Go through the material and copy each line in which the word "yellow" shows up.

********

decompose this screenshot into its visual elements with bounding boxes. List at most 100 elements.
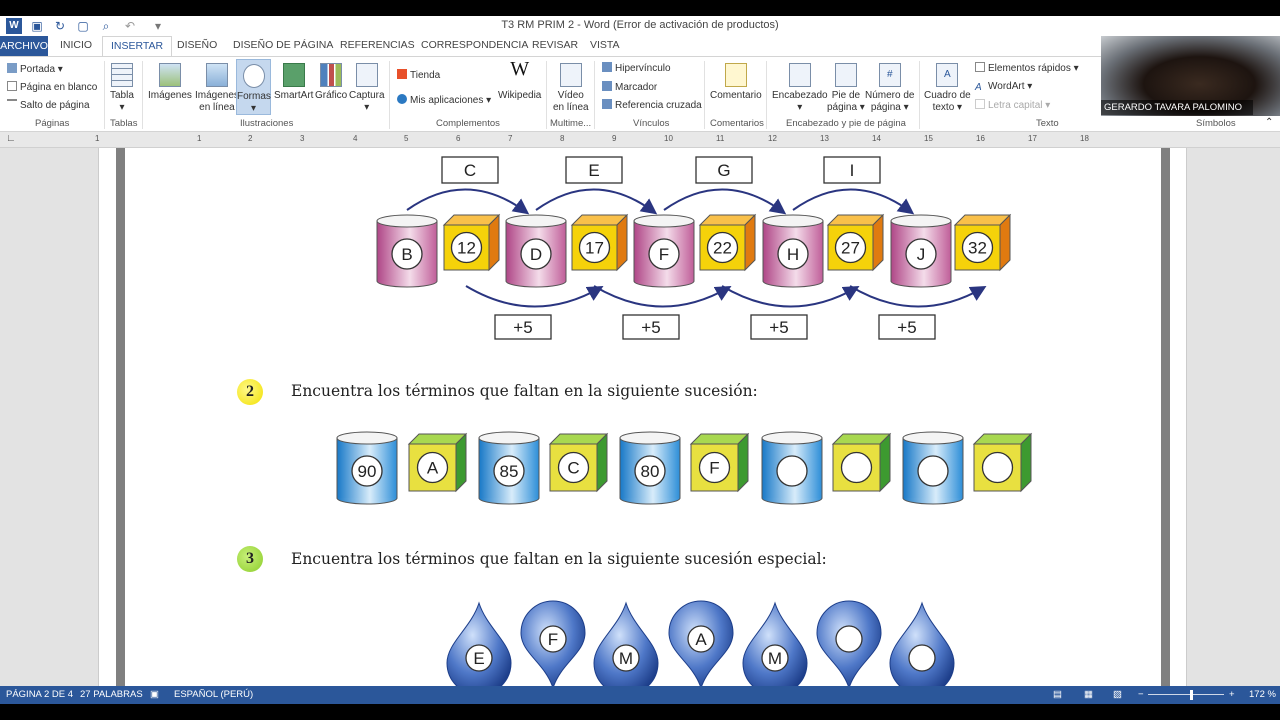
drop-circle [835,625,863,653]
cover-page-icon [7,63,17,73]
footer-icon [834,63,857,87]
language-indicator[interactable]: ESPAÑOL (PERÚ) [174,689,253,700]
pink-cylinder-top [376,214,438,228]
pink-cylinder-label: F [659,245,669,264]
wikipedia-button[interactable]: W Wikipedia [498,58,541,102]
bookmark-icon [602,81,612,91]
separator [389,61,390,129]
comment-icon [724,63,747,87]
water-drop [889,601,955,686]
tabla-button[interactable]: Tabla ▾ [110,63,134,114]
green-cube-side [737,432,749,493]
group-label-encabezado: Encabezado y pie de página [786,118,906,129]
word-count[interactable]: 27 PALABRAS [80,689,143,700]
imagenes-linea-button[interactable]: Imágenes en línea [195,63,239,114]
tab-referencias[interactable]: REFERENCIAS [340,39,415,51]
question-3-number: 3 [237,546,263,572]
horizontal-ruler[interactable]: ∟ 1 1 2 3 4 5 6 7 8 9 10 11 12 13 14 15 16 17 18 [0,132,1280,148]
tab-insertar[interactable]: INSERTAR [102,36,173,57]
yellow-cube: 22 [698,213,757,272]
ruler-number: 5 [404,134,409,143]
separator [104,61,105,129]
pie-pagina-button[interactable]: Pie de página ▾ [827,63,865,114]
elementos-rapidos-button[interactable]: Elementos rápidos ▾ [975,62,1079,74]
collapse-ribbon-icon[interactable]: ⌃ [1265,117,1273,128]
letra-capital-button[interactable]: Letra capital ▾ [975,99,1050,111]
green-cube: C [548,432,609,493]
proofing-icon[interactable]: ▣ [150,689,159,700]
tienda-button[interactable]: Tienda [397,69,440,81]
green-cube-side [596,432,608,493]
grafico-button[interactable]: Gráfico [315,63,347,102]
cuadro-texto-button[interactable]: A Cuadro de texto ▾ [924,63,971,114]
print-layout-icon[interactable]: ▦ [1084,689,1093,700]
portada-button[interactable]: Portada ▾ [7,63,63,75]
increment-label: +5 [769,318,788,337]
comentario-button[interactable]: Comentario [710,63,762,102]
mis-aplicaciones-button[interactable]: Mis aplicaciones ▾ [397,94,491,106]
group-label-simbolos: Símbolos [1196,118,1236,129]
numero-pagina-button[interactable]: # Número de página ▾ [865,63,914,114]
ribbon: Portada ▾ Página en blanco Salto de pági… [0,56,1280,132]
read-mode-icon[interactable]: ▤ [1053,689,1062,700]
drop-cap-icon [975,99,985,109]
tab-inicio[interactable]: INICIO [60,39,92,51]
ruler-number: 12 [768,134,777,143]
worksheet-figures: B 12 D 17 F 22 H 27 J 32 C E G I +5 +5 +5 +5 90 A 85 C 80 F E F M A… [336,156,1033,686]
blue-cylinder-top [478,431,540,445]
arc-arrow [593,285,732,308]
tab-archivo[interactable]: ARCHIVO [0,36,48,56]
green-cube-circle [840,451,873,484]
pagina-blanco-button[interactable]: Página en blanco [7,81,97,93]
zoom-slider[interactable] [1148,694,1224,695]
tab-diseno-pagina[interactable]: DISEÑO DE PÁGINA [233,39,333,51]
tab-diseno[interactable]: DISEÑO [177,39,217,51]
document-page[interactable]: B 12 D 17 F 22 H 27 J 32 C E G I +5 +5 +5 +5 90 A 85 C 80 F E F M A… [98,148,1187,686]
zoom-level[interactable]: 172 % [1249,689,1276,700]
blue-cylinder-label: 90 [358,462,377,481]
separator [142,61,143,129]
green-cube [972,432,1033,493]
group-label-complementos: Complementos [436,118,500,129]
pink-cylinder: J [890,214,952,288]
arc-arrow [663,188,787,215]
zoom-in-button[interactable]: + [1229,689,1235,700]
formas-button[interactable]: Formas ▾ [236,59,271,115]
captura-button[interactable]: Captura ▾ [349,63,385,114]
hipervinculo-button[interactable]: Hipervínculo [602,62,671,74]
marcador-button[interactable]: Marcador [602,81,657,93]
wordart-button[interactable]: A WordArt ▾ [975,81,1032,93]
status-bar: PÁGINA 2 DE 4 27 PALABRAS ▣ ESPAÑOL (PER… [0,686,1280,704]
blank-page-icon [7,81,17,91]
green-cube-side [879,432,891,493]
ruler-number: 9 [612,134,617,143]
zoom-slider-thumb[interactable] [1190,690,1193,700]
imagenes-button[interactable]: Imágenes [148,63,192,102]
page-count[interactable]: PÁGINA 2 DE 4 [6,689,73,700]
encabezado-button[interactable]: Encabezado ▾ [772,63,828,114]
zoom-out-button[interactable]: − [1138,689,1144,700]
separator [704,61,705,129]
salto-pagina-button[interactable]: Salto de página [7,99,90,111]
yellow-cube: 27 [826,213,885,272]
water-drop: A [668,600,734,686]
header-icon [788,63,811,87]
wikipedia-icon: W [510,58,530,80]
arc-arrow [721,285,860,308]
tab-vista[interactable]: VISTA [590,39,620,51]
group-label-texto: Texto [1036,118,1059,129]
video-linea-button[interactable]: Vídeo en línea [553,63,589,114]
tab-revisar[interactable]: REVISAR [532,39,578,51]
water-drop: F [520,600,586,686]
tab-correspondencia[interactable]: CORRESPONDENCIA [421,39,528,51]
tab-selector-icon[interactable]: ∟ [6,133,16,144]
hyperlink-icon [602,62,612,72]
web-layout-icon[interactable]: ▧ [1113,689,1122,700]
smartart-button[interactable]: SmartArt [274,63,313,102]
apps-icon [397,94,407,104]
ruler-number: 1 [95,134,100,143]
separator [766,61,767,129]
referencia-cruzada-button[interactable]: Referencia cruzada [602,99,702,111]
ruler-number: 7 [508,134,513,143]
blue-cylinder [761,431,823,505]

********

### WRITTEN RESPONSE
yellow-cube: 22 [698,213,757,272]
yellow-cube: 27 [826,213,885,272]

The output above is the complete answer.